**Task goal**
Single out each line with the word "JSON" and copy it.

─── Data section

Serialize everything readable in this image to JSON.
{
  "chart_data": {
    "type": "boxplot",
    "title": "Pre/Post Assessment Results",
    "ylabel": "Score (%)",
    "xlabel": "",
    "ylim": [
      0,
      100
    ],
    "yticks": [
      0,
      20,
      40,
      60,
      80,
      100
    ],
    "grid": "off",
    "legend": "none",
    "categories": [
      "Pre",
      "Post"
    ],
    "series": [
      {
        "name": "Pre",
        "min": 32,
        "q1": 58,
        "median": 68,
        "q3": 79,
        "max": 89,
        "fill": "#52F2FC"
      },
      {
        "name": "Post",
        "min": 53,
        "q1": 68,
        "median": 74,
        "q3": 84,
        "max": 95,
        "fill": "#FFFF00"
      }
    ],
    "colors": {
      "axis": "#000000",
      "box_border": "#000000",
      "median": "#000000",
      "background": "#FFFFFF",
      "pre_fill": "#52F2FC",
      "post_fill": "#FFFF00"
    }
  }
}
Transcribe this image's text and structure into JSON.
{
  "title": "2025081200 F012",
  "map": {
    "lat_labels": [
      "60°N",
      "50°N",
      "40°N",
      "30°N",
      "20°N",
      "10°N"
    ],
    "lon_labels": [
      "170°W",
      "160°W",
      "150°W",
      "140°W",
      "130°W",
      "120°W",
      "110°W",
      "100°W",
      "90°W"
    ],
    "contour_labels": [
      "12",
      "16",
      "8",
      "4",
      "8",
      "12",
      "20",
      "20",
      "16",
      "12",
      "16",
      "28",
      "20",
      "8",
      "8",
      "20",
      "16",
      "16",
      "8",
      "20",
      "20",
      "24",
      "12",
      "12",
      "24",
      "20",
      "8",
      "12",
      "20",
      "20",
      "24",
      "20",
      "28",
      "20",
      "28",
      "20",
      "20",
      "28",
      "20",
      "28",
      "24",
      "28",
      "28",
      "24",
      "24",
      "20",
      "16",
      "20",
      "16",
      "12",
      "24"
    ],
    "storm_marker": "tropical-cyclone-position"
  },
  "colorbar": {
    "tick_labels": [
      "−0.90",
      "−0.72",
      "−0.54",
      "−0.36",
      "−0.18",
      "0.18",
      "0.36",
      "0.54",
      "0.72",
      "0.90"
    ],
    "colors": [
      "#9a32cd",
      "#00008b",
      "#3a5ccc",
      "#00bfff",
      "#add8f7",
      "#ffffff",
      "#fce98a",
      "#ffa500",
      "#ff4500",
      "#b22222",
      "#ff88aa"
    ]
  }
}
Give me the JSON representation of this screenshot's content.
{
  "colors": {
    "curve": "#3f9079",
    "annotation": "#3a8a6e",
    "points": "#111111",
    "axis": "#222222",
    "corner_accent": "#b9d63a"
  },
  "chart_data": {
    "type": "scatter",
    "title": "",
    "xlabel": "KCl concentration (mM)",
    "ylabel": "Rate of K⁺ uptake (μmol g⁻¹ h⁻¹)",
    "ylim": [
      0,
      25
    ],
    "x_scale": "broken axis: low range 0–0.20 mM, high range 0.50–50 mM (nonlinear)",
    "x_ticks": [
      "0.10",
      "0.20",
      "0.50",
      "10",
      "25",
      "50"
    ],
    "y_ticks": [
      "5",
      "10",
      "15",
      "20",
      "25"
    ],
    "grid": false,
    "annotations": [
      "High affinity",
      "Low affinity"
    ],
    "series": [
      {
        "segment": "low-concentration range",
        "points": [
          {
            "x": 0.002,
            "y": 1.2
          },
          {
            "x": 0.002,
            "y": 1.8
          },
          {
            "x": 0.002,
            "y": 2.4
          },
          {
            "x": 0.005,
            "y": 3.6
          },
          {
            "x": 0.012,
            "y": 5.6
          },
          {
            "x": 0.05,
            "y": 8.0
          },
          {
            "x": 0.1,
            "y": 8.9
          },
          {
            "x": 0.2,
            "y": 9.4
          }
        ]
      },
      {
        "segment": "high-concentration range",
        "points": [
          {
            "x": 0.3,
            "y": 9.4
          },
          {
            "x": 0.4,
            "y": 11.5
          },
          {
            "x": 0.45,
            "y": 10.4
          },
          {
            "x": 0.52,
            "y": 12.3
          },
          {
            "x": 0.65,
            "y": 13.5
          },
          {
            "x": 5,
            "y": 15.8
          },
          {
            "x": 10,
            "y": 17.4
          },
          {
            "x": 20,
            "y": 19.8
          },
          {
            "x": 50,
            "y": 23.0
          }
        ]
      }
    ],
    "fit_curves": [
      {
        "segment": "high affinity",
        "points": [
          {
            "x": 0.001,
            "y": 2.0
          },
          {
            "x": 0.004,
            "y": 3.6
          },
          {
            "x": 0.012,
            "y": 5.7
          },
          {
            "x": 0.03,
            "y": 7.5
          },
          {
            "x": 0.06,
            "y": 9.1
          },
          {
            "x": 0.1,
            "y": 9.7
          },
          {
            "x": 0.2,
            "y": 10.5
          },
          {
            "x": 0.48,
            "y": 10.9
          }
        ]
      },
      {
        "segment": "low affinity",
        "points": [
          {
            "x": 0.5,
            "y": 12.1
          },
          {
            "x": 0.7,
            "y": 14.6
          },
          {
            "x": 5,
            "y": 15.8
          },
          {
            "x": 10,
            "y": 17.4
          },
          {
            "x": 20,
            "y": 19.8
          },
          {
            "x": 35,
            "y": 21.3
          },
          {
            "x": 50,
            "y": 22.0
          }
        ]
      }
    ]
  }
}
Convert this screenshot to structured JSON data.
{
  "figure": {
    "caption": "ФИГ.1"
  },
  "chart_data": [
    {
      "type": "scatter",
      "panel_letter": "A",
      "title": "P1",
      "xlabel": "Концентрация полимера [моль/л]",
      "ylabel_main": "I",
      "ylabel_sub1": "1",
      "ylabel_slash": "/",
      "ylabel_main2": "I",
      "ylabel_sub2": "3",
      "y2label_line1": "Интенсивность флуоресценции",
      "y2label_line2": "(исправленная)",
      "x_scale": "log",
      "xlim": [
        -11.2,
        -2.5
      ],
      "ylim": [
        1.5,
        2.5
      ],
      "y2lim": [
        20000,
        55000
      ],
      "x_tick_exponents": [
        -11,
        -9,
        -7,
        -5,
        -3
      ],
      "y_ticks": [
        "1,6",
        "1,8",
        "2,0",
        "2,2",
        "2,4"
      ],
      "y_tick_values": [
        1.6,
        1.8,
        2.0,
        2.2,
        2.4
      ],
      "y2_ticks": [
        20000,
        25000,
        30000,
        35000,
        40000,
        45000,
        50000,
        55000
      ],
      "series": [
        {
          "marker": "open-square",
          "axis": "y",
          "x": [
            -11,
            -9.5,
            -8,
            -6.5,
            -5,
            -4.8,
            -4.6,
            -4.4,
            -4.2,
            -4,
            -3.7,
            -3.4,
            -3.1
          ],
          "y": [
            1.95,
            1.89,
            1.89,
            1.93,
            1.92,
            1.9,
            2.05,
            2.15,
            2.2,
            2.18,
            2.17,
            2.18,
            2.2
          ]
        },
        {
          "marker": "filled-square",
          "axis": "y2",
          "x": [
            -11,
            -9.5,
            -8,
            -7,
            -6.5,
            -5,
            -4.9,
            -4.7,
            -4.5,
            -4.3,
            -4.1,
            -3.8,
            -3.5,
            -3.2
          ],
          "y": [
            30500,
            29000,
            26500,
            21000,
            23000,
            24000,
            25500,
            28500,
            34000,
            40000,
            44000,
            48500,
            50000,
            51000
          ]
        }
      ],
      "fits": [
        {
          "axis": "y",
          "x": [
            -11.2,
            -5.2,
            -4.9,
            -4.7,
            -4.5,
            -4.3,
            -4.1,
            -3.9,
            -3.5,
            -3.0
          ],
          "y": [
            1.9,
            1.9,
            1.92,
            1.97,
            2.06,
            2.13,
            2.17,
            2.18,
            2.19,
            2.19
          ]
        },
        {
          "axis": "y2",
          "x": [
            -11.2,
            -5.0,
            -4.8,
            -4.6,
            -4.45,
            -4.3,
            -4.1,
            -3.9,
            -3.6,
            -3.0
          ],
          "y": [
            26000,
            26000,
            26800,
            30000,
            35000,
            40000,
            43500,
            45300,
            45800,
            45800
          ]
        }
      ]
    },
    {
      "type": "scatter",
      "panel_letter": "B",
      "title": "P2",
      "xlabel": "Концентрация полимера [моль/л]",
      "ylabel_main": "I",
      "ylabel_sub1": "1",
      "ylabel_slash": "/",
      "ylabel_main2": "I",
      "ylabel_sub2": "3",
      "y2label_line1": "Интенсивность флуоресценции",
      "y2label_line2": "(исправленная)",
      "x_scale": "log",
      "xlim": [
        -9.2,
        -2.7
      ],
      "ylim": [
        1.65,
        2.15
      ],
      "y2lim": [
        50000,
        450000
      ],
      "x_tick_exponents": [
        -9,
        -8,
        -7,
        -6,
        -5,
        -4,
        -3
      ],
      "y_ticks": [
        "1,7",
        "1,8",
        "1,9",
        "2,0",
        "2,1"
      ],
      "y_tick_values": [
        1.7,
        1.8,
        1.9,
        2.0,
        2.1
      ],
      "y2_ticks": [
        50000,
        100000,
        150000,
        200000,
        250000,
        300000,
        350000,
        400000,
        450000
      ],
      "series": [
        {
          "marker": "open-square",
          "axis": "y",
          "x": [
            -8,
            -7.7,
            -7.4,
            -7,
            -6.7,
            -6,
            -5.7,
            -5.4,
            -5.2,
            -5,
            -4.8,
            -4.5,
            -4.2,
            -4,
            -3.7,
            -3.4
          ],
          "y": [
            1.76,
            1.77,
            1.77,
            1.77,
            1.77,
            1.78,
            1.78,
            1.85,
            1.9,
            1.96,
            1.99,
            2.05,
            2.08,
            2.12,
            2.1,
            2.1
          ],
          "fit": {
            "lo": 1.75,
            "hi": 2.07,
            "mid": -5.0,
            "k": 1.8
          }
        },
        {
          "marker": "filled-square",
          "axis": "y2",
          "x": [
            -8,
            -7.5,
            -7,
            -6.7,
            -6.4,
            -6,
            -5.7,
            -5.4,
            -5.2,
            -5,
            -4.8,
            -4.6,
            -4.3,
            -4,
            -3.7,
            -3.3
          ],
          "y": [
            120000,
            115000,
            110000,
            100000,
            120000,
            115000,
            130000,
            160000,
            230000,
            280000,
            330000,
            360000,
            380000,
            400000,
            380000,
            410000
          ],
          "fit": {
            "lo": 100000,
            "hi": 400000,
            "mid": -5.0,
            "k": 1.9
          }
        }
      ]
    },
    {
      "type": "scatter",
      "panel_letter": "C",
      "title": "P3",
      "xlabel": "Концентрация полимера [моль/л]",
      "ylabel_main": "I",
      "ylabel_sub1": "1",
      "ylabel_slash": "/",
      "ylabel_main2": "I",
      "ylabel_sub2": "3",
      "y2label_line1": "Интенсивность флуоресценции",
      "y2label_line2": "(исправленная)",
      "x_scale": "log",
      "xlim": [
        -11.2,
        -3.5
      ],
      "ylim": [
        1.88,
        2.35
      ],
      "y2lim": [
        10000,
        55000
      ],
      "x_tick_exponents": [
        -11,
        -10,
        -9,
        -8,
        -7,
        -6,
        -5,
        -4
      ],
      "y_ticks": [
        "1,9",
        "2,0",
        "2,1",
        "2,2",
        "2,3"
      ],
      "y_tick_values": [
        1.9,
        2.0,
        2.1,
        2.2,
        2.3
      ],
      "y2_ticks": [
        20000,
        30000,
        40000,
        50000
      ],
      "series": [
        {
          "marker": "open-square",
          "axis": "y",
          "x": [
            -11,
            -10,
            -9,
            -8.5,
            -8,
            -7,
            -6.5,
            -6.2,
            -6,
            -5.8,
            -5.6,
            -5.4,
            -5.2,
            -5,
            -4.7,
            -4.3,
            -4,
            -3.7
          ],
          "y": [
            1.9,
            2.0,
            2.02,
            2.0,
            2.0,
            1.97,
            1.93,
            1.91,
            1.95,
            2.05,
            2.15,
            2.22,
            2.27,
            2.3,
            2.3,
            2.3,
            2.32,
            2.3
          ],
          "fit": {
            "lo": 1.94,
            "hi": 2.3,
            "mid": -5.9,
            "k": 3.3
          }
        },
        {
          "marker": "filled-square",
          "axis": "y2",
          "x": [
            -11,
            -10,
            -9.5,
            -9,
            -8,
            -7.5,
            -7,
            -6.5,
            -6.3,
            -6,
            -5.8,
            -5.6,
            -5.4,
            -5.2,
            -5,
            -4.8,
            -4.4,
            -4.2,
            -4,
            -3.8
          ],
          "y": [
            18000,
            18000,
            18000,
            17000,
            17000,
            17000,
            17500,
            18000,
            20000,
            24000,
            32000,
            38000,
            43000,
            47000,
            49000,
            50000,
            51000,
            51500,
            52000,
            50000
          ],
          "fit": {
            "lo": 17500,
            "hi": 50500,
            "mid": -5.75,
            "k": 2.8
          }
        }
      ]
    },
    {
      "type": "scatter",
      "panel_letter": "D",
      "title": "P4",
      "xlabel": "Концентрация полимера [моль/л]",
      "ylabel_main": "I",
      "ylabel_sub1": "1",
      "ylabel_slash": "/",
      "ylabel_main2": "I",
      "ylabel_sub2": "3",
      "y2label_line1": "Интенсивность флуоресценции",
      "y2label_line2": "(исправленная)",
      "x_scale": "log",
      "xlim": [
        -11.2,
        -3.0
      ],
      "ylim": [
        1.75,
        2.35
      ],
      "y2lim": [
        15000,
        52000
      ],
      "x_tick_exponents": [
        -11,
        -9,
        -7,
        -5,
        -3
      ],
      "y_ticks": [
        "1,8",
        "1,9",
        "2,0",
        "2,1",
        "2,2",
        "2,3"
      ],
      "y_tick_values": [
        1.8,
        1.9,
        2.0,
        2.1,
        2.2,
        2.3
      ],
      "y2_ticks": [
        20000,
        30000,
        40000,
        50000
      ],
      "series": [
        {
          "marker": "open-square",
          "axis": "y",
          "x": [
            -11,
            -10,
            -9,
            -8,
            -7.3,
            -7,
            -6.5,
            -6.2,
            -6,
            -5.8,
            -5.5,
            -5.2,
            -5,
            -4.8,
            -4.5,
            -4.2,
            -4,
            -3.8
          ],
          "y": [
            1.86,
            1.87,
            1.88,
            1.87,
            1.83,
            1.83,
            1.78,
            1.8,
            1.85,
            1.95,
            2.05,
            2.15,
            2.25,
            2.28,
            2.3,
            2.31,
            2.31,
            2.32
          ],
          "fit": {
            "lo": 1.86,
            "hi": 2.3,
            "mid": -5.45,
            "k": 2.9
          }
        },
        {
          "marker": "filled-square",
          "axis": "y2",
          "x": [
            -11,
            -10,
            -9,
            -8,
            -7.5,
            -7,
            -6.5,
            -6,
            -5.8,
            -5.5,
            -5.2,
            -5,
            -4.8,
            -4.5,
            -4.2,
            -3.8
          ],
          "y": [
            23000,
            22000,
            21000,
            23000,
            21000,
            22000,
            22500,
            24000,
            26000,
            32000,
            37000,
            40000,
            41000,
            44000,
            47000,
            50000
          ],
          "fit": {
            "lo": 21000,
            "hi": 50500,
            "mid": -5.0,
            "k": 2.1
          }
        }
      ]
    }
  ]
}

──────

**Response to this exercise**
Serialize everything readable in this image to JSON.
Transcribe this image's text and structure into JSON.
Give me the JSON representation of this screenshot's content.
Convert this screenshot to structured JSON data.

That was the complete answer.